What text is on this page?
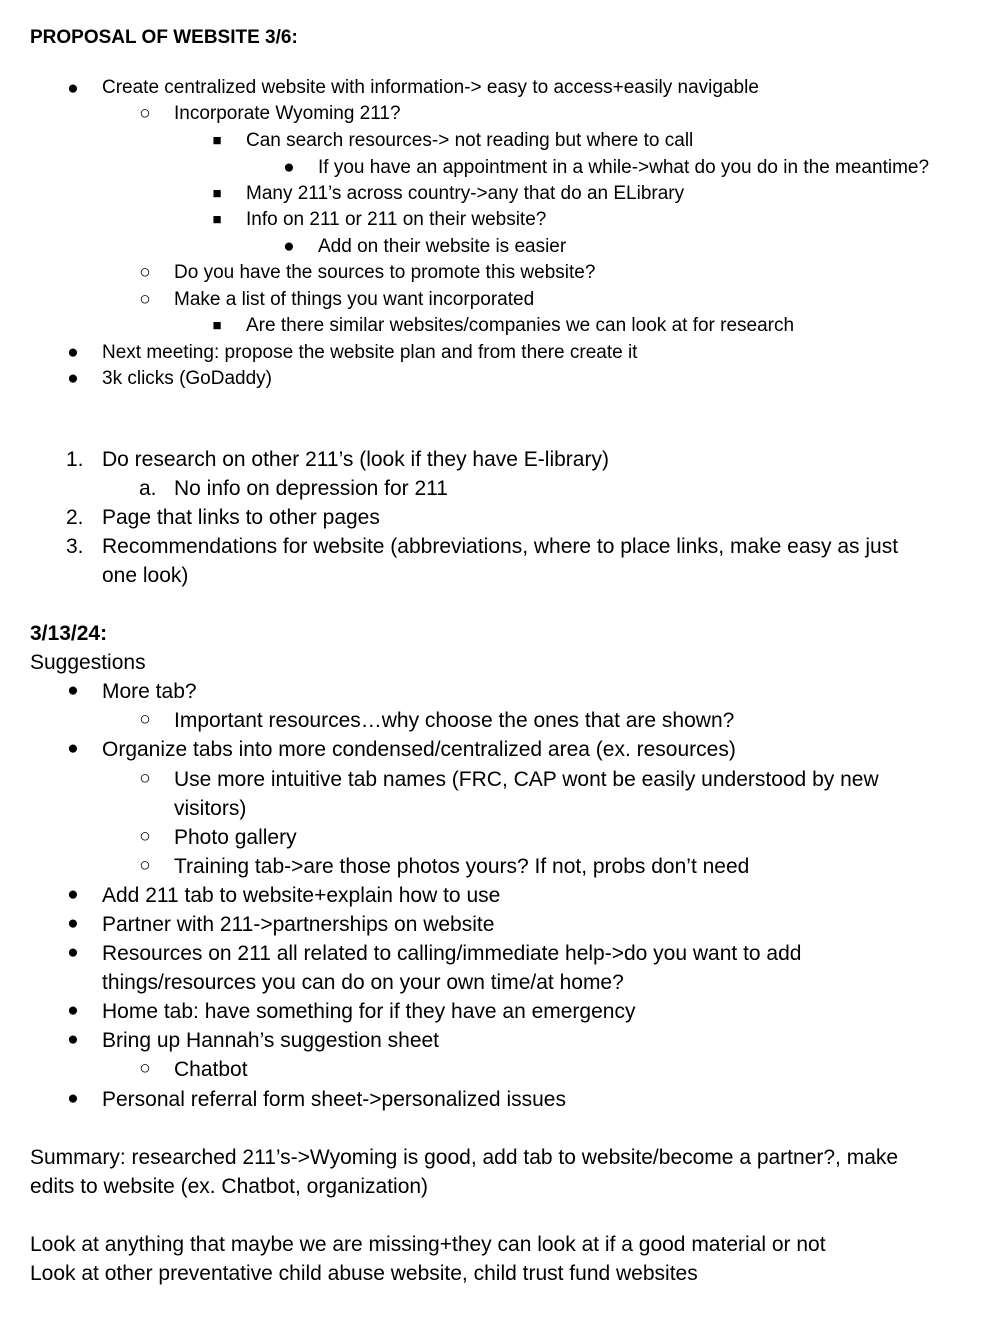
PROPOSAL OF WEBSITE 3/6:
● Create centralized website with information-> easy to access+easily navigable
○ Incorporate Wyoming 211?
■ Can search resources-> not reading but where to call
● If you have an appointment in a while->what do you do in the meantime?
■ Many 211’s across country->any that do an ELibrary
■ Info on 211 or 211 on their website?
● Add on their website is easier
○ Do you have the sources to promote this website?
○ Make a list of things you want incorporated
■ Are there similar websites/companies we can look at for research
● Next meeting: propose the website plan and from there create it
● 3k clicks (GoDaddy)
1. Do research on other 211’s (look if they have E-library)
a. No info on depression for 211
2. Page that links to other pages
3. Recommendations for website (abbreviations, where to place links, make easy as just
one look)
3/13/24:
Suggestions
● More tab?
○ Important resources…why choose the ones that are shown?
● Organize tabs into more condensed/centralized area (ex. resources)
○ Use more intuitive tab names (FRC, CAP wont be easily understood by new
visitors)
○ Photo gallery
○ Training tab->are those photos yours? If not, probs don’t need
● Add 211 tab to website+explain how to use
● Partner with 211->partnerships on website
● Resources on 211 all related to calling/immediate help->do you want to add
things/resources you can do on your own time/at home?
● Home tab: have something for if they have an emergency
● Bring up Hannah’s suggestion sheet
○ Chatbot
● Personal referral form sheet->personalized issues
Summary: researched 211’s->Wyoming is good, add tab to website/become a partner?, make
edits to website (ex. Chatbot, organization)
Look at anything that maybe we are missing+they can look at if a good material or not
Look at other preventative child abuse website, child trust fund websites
☆ ☆ ☆ ☆ ☆
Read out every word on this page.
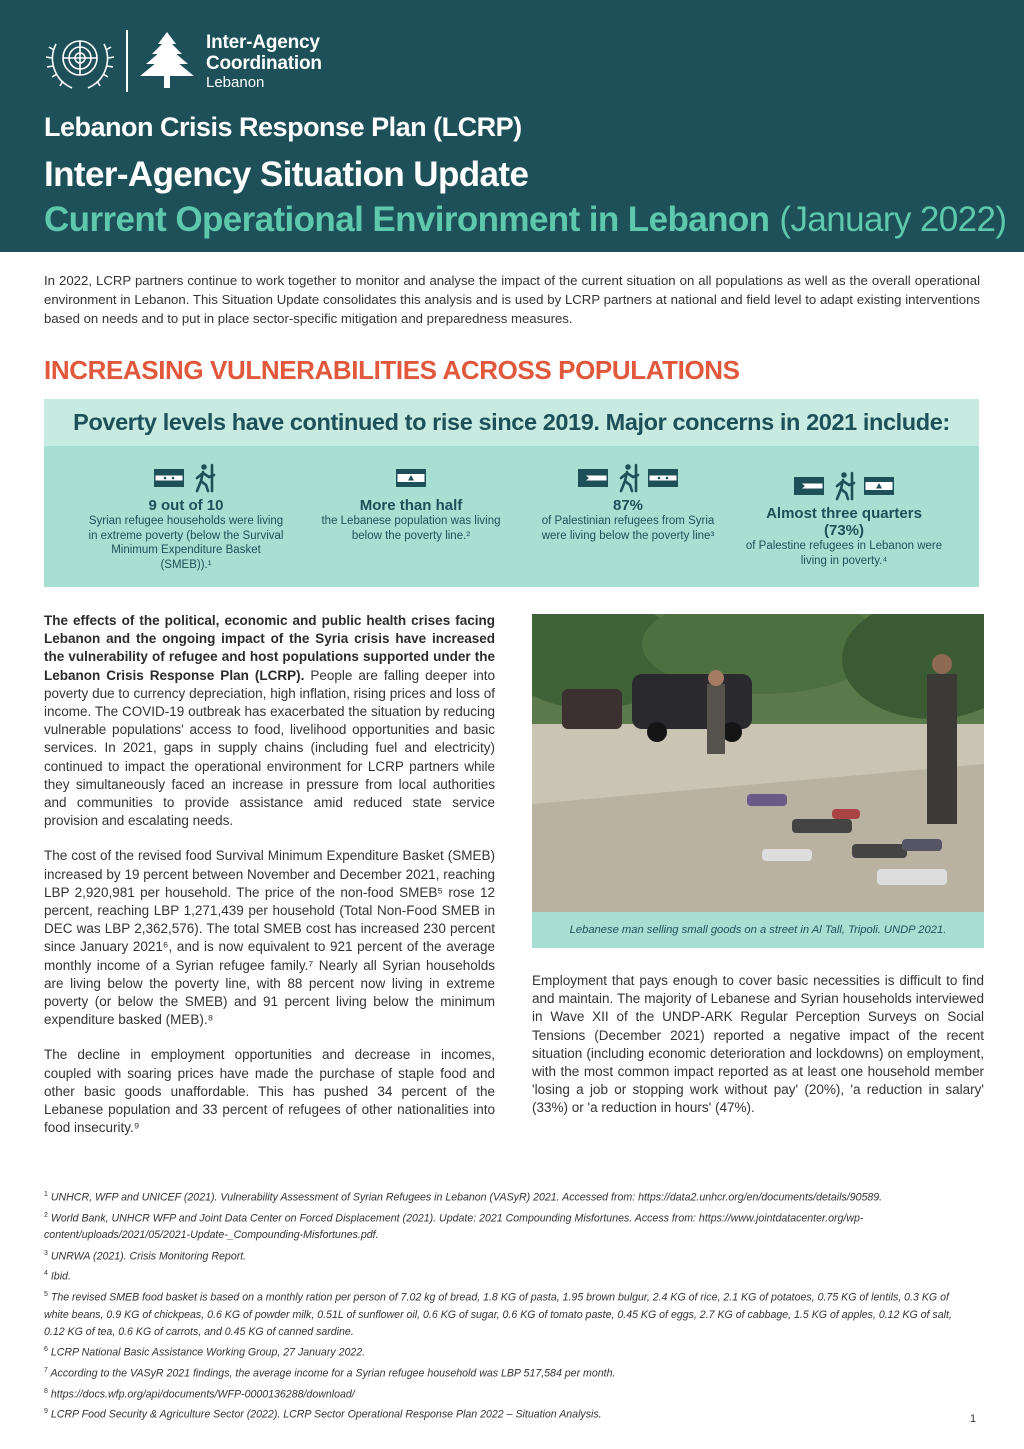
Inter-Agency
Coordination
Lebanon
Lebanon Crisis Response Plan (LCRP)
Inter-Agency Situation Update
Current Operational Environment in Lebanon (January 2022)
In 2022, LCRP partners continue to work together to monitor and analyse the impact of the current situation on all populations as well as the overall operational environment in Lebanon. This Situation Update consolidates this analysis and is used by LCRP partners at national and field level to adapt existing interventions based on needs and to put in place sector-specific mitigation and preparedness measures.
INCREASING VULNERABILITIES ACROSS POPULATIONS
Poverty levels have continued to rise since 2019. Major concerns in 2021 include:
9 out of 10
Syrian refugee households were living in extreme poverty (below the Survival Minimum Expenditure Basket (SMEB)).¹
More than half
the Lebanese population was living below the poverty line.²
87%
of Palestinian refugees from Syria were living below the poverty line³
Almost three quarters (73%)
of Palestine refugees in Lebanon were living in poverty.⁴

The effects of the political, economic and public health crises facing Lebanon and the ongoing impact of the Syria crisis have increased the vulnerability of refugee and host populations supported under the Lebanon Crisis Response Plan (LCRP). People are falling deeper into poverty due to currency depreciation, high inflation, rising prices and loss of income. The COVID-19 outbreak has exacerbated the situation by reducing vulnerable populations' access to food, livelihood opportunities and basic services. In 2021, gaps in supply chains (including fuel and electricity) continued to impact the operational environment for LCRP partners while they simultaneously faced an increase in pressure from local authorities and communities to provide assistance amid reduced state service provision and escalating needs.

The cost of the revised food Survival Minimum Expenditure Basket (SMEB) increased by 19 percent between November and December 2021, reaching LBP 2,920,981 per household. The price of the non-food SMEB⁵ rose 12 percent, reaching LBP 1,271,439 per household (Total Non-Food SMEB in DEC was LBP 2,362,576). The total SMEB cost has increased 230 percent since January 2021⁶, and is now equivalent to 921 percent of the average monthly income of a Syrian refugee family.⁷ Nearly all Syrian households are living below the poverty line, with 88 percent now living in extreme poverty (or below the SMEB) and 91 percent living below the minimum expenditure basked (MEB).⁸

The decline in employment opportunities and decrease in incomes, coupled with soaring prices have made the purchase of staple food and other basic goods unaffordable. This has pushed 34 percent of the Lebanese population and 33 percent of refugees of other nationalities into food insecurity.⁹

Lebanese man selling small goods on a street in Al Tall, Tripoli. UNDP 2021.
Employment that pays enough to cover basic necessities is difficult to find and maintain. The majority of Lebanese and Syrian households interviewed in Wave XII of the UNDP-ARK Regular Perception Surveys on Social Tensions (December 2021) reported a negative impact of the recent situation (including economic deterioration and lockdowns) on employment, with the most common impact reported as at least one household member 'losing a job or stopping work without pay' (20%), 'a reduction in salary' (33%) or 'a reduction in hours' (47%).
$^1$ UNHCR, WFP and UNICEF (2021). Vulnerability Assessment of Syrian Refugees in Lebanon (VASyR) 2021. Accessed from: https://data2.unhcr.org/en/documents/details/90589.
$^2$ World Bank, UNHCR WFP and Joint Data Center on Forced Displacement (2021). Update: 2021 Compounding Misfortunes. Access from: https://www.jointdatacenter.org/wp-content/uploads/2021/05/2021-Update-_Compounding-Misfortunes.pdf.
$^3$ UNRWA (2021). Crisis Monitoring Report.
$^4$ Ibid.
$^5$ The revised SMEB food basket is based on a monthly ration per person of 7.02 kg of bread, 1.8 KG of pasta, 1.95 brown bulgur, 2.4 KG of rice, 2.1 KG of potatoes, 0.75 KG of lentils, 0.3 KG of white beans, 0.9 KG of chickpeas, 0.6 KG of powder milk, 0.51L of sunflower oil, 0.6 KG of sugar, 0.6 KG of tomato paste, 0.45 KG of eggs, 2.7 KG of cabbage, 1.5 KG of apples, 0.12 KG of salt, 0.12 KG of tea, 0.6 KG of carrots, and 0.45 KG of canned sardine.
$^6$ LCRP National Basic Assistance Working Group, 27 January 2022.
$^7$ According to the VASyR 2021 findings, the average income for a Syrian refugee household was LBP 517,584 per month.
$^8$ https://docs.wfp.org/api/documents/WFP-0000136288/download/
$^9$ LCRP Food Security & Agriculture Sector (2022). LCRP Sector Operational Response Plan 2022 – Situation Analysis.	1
☆ ☆ ☆ ☆ ☆
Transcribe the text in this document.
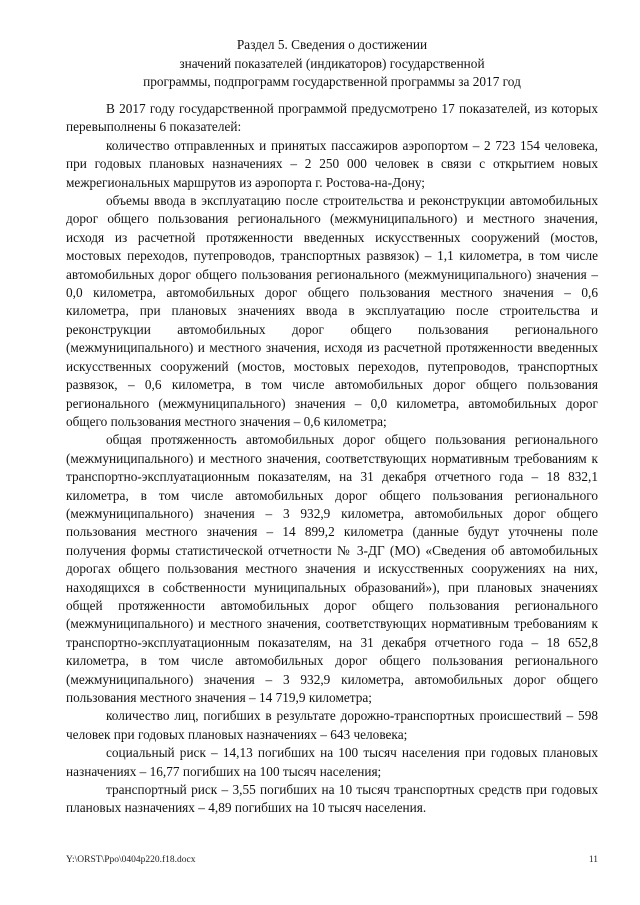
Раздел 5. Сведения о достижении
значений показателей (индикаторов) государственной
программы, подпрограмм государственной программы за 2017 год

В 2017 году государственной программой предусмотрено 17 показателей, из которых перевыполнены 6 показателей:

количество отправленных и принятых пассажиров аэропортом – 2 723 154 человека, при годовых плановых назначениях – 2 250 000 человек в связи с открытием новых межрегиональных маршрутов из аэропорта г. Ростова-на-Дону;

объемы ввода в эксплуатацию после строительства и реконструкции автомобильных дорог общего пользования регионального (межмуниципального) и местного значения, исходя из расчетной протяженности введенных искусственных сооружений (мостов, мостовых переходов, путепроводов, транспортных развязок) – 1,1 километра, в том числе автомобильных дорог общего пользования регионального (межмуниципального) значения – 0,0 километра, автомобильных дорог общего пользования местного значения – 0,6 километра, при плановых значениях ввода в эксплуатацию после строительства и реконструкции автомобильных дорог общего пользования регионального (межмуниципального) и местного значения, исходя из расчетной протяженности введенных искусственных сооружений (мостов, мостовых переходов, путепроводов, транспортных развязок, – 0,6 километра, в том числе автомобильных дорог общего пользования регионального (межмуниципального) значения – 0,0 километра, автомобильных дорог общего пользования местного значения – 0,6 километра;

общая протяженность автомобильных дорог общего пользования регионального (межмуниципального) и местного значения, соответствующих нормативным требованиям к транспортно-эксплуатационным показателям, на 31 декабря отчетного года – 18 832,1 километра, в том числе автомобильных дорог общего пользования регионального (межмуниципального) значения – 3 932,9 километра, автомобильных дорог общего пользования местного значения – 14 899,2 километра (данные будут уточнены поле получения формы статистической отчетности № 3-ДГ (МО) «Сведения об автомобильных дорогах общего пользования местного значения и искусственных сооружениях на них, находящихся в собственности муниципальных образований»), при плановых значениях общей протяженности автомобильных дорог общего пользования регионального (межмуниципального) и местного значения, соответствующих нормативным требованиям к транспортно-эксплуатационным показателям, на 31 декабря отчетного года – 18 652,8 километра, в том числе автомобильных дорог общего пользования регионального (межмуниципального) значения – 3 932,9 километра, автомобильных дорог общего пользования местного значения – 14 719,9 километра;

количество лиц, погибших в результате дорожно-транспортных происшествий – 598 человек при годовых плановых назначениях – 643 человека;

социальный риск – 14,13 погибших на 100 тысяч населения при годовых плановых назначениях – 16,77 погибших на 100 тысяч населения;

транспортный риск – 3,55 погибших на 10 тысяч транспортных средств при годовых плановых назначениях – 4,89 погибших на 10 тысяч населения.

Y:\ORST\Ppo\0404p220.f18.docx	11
☆ ☆ ☆ ☆ ☆
_DESCRIPTION OF THE TASK_
The answer is a single number: how many lines include the word "where"?

_RESULT FOR THIS EXERCISE_
2